Count each line in which the word "years" appears. Reply with the total and nothing more.
· · · · · · ·
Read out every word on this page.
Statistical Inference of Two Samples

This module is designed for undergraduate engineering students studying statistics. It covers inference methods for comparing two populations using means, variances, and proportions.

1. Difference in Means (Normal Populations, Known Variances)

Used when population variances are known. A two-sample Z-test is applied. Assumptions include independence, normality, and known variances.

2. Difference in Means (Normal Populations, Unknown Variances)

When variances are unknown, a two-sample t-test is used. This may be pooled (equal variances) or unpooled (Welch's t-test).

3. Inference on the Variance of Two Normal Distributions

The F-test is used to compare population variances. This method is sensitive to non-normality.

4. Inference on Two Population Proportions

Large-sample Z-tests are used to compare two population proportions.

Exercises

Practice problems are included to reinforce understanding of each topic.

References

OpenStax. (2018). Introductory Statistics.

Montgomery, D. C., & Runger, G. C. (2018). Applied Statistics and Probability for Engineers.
· · · · · · ·
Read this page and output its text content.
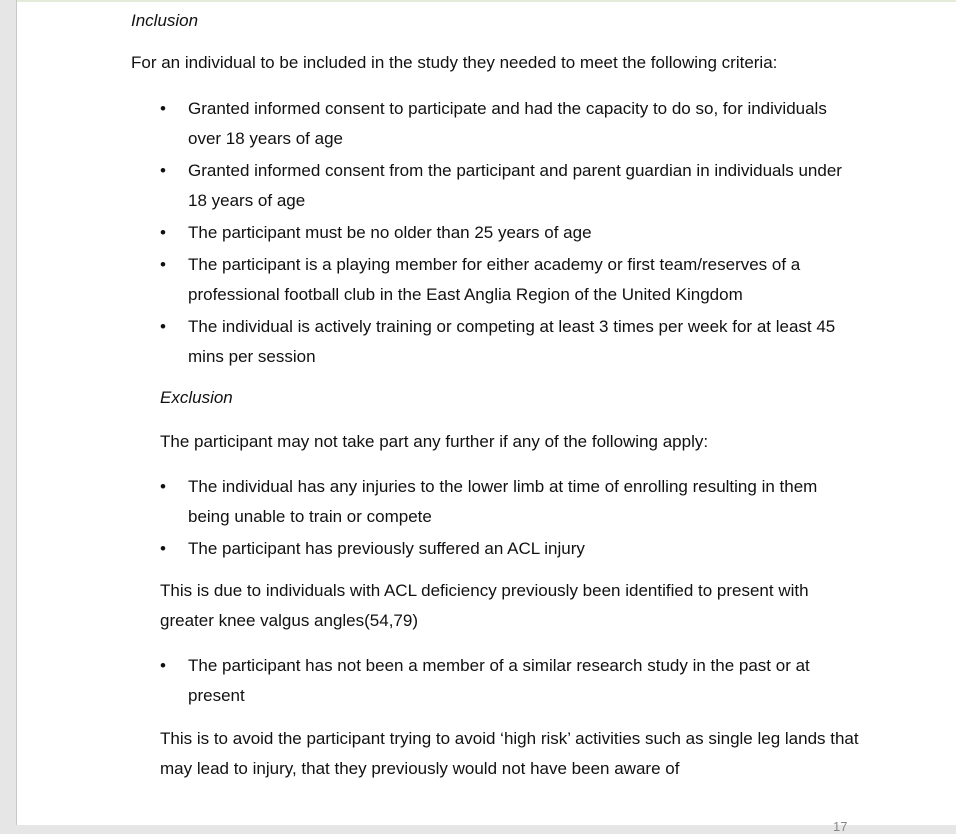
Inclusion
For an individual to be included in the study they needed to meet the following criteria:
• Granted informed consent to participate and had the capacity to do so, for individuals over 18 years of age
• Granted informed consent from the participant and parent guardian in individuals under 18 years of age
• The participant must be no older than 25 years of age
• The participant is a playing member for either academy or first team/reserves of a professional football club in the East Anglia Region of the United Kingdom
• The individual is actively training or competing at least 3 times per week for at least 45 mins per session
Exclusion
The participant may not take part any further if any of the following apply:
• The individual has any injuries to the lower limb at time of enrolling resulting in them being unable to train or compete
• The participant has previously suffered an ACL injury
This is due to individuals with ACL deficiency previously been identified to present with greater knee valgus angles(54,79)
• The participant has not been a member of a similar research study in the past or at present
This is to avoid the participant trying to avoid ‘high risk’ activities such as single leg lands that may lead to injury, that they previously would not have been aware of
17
· · · · · · ·
## EXPECTED ANSWER:
3